> [PROBLEM A] Rewrite the listing from the line containing "date-separator: TO (148, 20, 167, 36)" through the end of the listing, replacing every "x-tick-label" with "x-axis-label" and leaving everything else unchanged. Return only those lines.

> [SELECTED EXCERPT]
Toronto Film Festival
Kevin Smith explains how he got the imaginary poo and fake sex in "Zack and Miri Make a Porno" past those dirty minds at the MPAA.
By Stephanie Zacharek
Read more: Stephanie Zacharek, Movies, Arts & Entertainment, Kevin Smith, Toronto Film Festival, Salon Conversations
Sept. 9, 2008 | TORONTO -- By giving his movie a title like "Zack and Miri Make a Porno," Kevin Smith knew he was asking for trouble from the MPAA ratings board, and he got it. Seth Rogen and Elizabeth Banks play Zack and Miri, down-and-out roommates who hope to turn a quick buck by making a porno film. The "actors" they enlist for this extremely amateur enterprise include the tall, dumb and randy Lester (Jason Mewes); Stacey, a sweetie pie with a girlish voice (played by real-life porn star Katie Morgan); and Bubbles (Traci Lords), who has a particular trick that you can probably guess. "Zack and Miri" features some nudity, heaps of crude language and lots of exaggerated bumping and grinding -- the film-within-a-film is shot, guerrilla style, after hours in a Starbucks-style coffee shop, so the joint is no stranger to grinding at least.
But in typical Smith style, "Zack and Miri Make a Porno" -- which shows here in Toronto on Tuesday and opens in U.S. theaters on Oct. 31 -- also incorporates a love story: While there's nothing wrong with mindless rutting, this is a picture with a belief in romance at its core -- a fact that not even Joan Graves, the head of the MPAA, could ignore. Even so, as Smith explained in an interview here in Toronto, the MPAA expressed its extreme displeasure with several scenes in the movie, including what Smith blithely refers to as "the shit shot." (To explain it here would give too much away, so all you need to know is that the gag involves an unusual camera angle and -- I'll leave the rest to your imagination.)

> [PROBLEM B] Copy the passage of the article on Kevin Smith and the MPAA from "But in typical" to "to your imagination.)" word for word.

> [RECORD EXTRACTS]

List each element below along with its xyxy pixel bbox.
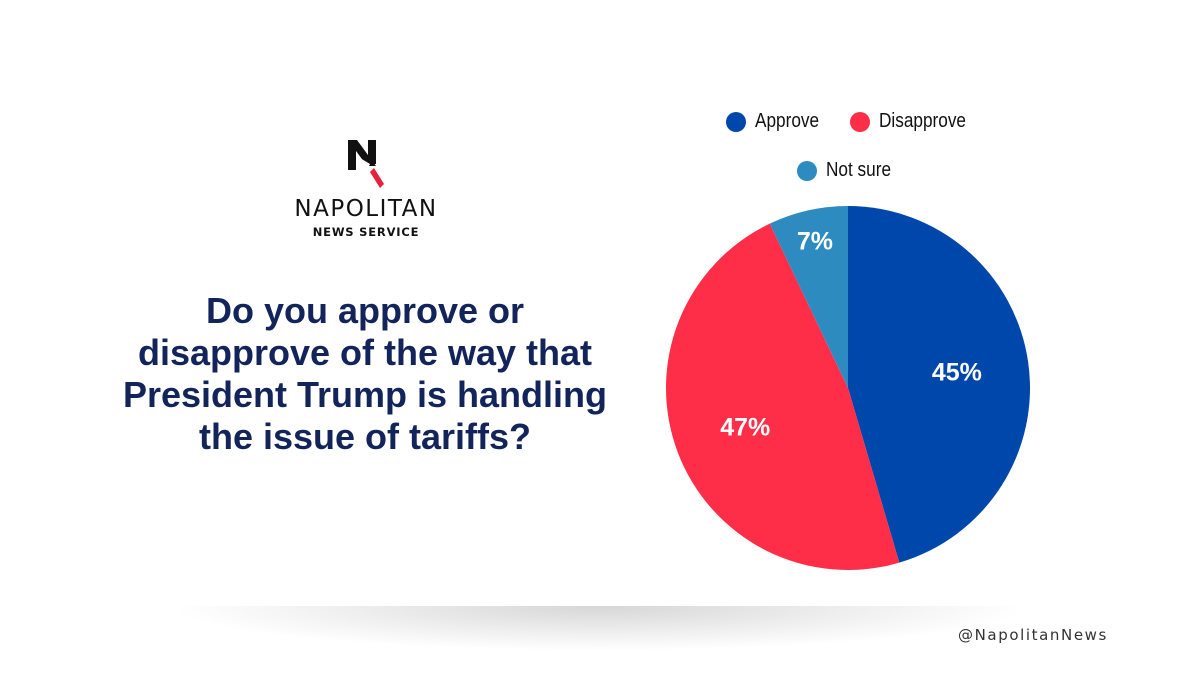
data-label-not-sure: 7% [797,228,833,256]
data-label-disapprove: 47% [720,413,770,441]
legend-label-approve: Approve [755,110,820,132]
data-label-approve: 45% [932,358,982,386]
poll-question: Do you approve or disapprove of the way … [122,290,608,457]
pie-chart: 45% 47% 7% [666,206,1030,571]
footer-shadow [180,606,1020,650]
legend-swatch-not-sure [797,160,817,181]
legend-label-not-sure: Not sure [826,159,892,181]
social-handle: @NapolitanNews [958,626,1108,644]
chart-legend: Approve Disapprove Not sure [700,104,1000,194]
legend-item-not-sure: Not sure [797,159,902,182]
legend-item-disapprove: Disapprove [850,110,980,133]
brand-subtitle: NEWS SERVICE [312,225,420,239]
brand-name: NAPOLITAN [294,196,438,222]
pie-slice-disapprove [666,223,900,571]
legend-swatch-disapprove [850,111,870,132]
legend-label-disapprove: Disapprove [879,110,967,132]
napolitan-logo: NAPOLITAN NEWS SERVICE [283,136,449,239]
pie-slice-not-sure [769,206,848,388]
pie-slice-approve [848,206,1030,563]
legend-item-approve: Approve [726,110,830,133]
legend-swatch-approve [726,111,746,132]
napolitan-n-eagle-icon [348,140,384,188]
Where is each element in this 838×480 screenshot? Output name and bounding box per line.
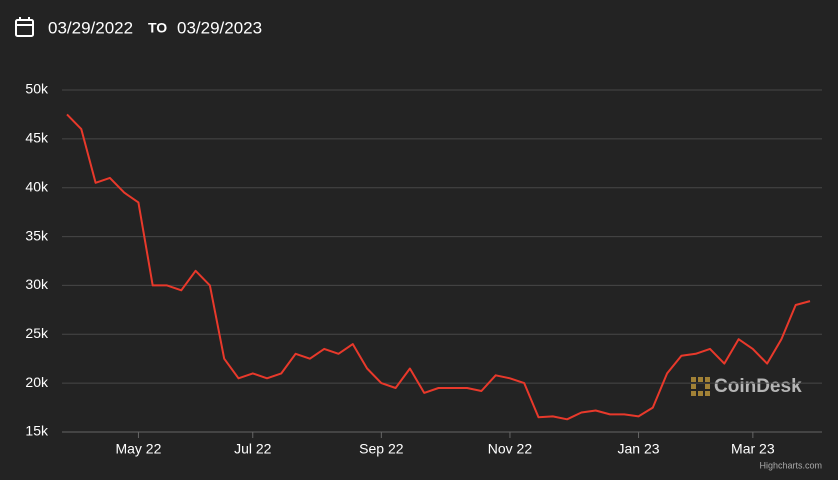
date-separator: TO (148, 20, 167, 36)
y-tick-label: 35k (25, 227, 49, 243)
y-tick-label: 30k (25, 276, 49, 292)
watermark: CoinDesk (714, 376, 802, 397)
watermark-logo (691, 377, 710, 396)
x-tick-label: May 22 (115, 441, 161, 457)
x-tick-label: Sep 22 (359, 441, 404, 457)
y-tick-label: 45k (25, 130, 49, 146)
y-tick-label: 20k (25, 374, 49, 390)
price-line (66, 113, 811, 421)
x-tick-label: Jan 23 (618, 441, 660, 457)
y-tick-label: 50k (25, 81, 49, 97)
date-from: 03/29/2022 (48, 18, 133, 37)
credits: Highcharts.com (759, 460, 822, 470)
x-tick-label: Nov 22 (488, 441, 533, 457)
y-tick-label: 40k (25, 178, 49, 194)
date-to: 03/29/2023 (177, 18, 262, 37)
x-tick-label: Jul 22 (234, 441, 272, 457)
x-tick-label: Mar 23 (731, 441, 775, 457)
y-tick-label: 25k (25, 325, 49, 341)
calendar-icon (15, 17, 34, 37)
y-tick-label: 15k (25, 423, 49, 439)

> [WRITTEN SOLUTION A]
date-separator: TO (148, 20, 167, 36)
y-tick-label: 35k (25, 227, 49, 243)
y-tick-label: 30k (25, 276, 49, 292)
watermark: CoinDesk (714, 376, 802, 397)
watermark-logo (691, 377, 710, 396)
x-axis-label: May 22 (115, 441, 161, 457)
x-axis-label: Sep 22 (359, 441, 404, 457)
y-tick-label: 45k (25, 130, 49, 146)
y-tick-label: 20k (25, 374, 49, 390)
price-line (66, 113, 811, 421)
x-axis-label: Jan 23 (618, 441, 660, 457)
y-tick-label: 50k (25, 81, 49, 97)
date-from: 03/29/2022 (48, 18, 133, 37)
credits: Highcharts.com (759, 460, 822, 470)
x-axis-label: Nov 22 (488, 441, 533, 457)
y-tick-label: 40k (25, 178, 49, 194)
date-to: 03/29/2023 (177, 18, 262, 37)
x-axis-label: Jul 22 (234, 441, 272, 457)
x-axis-label: Mar 23 (731, 441, 775, 457)
y-tick-label: 25k (25, 325, 49, 341)
calendar-icon (15, 17, 34, 37)
y-tick-label: 15k (25, 423, 49, 439)

> [WRITTEN SOLUTION B]
But in typical Smith style, "Zack and Miri Make a Porno" -- which shows here in Toronto on Tuesday and opens in U.S. theaters on Oct. 31 -- also incorporates a love story: While there's nothing wrong with mindless rutting, this is a picture with a belief in romance at its core -- a fact that not even Joan Graves, the head of the MPAA, could ignore. Even so, as Smith explained in an interview here in Toronto, the MPAA expressed its extreme displeasure with several scenes in the movie, including what Smith blithely refers to as "the shit shot." (To explain it here would give too much away, so all you need to know is that the gag involves an unusual camera angle and -- I'll leave the rest to your imagination.)